(Extracted data entries)
[start]

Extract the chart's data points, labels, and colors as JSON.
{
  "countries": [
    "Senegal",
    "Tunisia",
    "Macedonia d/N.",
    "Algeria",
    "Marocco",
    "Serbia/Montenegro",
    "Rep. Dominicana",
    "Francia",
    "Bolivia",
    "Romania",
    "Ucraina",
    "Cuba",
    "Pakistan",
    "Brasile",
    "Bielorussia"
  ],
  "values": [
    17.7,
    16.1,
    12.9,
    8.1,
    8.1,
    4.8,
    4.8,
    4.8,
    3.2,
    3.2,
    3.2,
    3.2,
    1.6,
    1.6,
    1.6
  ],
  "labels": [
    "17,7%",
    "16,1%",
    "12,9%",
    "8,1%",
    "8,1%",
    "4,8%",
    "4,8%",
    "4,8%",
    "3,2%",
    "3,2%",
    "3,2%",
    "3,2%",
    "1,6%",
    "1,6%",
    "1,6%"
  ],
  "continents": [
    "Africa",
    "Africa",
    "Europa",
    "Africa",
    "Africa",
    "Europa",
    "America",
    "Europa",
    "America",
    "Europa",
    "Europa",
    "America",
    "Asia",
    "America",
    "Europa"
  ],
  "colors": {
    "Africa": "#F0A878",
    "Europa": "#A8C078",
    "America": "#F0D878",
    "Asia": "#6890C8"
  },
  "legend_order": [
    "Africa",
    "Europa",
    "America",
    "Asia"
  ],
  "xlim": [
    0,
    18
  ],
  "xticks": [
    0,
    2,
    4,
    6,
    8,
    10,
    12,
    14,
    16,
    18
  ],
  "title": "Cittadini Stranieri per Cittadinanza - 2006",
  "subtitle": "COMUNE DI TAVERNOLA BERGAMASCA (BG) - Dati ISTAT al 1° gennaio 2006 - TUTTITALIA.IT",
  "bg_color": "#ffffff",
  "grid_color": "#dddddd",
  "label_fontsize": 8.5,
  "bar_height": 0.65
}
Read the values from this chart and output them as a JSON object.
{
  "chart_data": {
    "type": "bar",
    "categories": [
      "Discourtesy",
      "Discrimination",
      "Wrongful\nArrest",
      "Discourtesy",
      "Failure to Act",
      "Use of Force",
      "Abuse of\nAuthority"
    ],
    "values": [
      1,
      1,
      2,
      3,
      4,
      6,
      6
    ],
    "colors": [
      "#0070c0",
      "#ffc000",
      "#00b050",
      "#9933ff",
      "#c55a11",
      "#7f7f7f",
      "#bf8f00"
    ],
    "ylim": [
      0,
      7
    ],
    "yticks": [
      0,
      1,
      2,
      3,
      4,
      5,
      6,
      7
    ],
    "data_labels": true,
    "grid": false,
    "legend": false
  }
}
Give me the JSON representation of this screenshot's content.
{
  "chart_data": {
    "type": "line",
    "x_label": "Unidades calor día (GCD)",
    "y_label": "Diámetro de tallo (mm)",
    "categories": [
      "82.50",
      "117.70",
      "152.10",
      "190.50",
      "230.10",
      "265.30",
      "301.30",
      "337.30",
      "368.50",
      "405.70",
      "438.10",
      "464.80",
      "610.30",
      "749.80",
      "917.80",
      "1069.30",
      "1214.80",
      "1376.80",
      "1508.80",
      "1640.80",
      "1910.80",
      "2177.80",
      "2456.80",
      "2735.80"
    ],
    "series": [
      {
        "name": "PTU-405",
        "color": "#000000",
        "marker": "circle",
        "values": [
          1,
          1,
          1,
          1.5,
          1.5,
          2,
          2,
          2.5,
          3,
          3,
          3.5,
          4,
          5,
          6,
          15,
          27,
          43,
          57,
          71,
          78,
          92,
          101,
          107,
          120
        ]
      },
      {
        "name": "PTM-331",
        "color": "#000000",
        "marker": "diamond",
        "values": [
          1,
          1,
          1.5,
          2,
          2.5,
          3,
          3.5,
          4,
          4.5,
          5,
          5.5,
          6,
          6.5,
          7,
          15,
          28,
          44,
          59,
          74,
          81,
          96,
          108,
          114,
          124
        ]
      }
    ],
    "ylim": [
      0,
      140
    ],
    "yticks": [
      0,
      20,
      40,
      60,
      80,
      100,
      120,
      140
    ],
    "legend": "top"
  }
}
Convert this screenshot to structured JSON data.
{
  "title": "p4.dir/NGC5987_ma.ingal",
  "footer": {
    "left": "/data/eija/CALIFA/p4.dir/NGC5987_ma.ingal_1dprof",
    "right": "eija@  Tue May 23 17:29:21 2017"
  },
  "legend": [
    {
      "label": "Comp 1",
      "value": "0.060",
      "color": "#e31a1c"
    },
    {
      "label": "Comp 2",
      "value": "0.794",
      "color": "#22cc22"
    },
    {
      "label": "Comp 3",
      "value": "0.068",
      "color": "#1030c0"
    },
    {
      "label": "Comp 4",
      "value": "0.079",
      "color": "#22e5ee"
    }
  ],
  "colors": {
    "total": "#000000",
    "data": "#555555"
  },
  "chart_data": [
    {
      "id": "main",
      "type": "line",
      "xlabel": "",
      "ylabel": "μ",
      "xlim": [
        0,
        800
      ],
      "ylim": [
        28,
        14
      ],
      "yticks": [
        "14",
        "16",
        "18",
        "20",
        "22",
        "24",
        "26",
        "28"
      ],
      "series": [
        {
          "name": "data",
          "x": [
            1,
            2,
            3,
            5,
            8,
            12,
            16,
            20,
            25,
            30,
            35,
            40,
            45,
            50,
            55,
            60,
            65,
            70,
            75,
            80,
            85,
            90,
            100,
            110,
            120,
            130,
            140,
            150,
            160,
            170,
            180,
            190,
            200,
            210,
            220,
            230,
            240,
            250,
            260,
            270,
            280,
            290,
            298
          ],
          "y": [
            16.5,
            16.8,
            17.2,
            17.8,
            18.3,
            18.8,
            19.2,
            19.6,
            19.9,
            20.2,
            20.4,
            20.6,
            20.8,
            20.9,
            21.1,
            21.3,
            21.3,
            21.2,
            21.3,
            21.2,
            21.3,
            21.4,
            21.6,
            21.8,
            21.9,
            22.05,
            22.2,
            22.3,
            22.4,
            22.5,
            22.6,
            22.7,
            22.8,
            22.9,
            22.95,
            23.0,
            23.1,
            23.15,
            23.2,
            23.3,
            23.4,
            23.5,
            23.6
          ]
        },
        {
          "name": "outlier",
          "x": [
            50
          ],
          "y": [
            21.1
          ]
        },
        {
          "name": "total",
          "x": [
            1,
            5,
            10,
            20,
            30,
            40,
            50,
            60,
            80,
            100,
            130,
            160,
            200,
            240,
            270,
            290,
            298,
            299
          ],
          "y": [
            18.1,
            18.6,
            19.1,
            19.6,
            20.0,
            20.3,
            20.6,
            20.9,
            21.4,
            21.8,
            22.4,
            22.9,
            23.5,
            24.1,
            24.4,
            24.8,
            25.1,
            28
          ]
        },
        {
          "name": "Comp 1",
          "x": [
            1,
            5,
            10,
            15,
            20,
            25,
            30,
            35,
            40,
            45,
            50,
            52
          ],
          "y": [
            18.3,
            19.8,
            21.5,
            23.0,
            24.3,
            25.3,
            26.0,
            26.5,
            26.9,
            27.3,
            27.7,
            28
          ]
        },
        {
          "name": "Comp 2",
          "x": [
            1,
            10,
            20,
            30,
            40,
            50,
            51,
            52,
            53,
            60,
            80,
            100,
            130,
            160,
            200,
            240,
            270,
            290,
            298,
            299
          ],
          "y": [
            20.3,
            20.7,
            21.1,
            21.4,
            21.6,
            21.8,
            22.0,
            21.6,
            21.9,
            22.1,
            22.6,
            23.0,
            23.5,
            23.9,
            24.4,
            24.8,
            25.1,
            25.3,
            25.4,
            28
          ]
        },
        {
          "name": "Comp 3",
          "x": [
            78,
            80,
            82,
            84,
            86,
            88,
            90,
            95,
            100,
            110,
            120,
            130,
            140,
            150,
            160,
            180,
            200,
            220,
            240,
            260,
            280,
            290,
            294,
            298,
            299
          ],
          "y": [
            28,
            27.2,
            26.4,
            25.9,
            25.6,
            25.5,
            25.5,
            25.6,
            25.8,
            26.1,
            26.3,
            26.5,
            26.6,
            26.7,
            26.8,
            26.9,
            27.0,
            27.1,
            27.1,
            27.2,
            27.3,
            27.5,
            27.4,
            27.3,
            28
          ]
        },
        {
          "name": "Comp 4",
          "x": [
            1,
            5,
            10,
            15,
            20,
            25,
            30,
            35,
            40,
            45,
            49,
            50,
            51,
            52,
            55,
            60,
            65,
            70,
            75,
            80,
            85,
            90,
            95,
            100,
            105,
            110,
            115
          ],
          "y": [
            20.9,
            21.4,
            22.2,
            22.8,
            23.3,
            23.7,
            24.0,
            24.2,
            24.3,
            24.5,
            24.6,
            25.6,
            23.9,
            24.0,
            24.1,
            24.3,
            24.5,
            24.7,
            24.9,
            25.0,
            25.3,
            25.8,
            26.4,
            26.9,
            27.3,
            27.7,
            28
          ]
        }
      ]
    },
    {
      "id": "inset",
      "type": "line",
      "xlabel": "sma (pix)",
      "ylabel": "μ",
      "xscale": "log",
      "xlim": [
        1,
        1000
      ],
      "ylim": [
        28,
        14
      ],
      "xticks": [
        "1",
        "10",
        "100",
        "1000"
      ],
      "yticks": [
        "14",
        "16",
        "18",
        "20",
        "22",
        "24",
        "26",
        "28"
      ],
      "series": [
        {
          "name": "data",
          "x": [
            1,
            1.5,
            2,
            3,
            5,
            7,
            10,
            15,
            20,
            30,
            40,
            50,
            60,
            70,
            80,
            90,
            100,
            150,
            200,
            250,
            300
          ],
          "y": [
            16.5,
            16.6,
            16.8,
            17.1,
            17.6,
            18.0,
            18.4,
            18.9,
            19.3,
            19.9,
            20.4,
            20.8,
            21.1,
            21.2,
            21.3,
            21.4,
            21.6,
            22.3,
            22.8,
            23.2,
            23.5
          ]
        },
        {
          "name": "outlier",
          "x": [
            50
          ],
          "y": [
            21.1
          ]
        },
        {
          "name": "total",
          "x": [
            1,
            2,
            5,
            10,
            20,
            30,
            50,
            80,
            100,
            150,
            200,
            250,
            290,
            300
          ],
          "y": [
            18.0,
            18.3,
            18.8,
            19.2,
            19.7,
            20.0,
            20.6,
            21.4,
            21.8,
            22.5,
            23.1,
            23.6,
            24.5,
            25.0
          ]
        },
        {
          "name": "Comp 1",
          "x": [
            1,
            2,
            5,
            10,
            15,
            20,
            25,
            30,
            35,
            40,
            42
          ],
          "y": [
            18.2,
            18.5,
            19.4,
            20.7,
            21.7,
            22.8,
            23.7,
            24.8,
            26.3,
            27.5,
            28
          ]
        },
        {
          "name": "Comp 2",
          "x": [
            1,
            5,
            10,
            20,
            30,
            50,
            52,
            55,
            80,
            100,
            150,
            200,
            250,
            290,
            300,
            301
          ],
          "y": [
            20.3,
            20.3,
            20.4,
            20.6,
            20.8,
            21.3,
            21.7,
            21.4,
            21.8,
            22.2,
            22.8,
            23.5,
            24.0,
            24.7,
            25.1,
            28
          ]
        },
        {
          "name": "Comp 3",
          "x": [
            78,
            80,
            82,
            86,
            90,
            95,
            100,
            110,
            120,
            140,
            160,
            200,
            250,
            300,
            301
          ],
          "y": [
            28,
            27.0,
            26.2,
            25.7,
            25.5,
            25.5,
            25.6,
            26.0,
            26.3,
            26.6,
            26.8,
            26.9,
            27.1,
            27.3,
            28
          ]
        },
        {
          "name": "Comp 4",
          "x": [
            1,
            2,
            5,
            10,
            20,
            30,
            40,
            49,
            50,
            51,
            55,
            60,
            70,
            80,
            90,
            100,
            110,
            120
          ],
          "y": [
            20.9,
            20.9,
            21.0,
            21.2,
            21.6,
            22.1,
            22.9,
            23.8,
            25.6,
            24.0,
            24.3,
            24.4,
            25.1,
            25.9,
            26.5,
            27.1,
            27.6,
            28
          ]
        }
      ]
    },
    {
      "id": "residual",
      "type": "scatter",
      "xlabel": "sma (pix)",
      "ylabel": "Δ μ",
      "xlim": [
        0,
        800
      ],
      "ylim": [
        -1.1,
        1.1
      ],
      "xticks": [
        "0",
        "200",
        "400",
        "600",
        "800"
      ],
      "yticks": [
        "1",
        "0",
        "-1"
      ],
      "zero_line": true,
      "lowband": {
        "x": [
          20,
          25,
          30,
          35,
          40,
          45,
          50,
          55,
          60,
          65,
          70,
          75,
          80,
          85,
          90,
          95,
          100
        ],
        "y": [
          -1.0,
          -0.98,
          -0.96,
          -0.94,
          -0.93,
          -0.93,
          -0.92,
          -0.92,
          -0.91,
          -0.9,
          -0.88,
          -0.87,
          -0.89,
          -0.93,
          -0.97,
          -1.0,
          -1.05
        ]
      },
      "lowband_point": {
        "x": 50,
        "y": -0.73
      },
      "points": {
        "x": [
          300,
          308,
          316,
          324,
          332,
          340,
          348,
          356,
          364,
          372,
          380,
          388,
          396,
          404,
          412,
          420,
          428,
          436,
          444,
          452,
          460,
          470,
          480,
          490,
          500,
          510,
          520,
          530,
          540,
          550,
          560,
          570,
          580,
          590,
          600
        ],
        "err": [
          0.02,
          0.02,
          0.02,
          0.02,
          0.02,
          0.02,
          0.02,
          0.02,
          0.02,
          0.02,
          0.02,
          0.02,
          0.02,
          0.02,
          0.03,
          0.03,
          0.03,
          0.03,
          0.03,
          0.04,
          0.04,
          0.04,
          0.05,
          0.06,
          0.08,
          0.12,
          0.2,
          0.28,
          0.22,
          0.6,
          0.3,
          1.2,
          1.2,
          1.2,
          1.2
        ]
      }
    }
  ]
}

[end]

THE EXERCISE - Where a line of the entries contains the word "points", copy that line.

RESPONSE TO THE TASK -
Extract the chart's data points, labels, and colors as JSON.
      "points": {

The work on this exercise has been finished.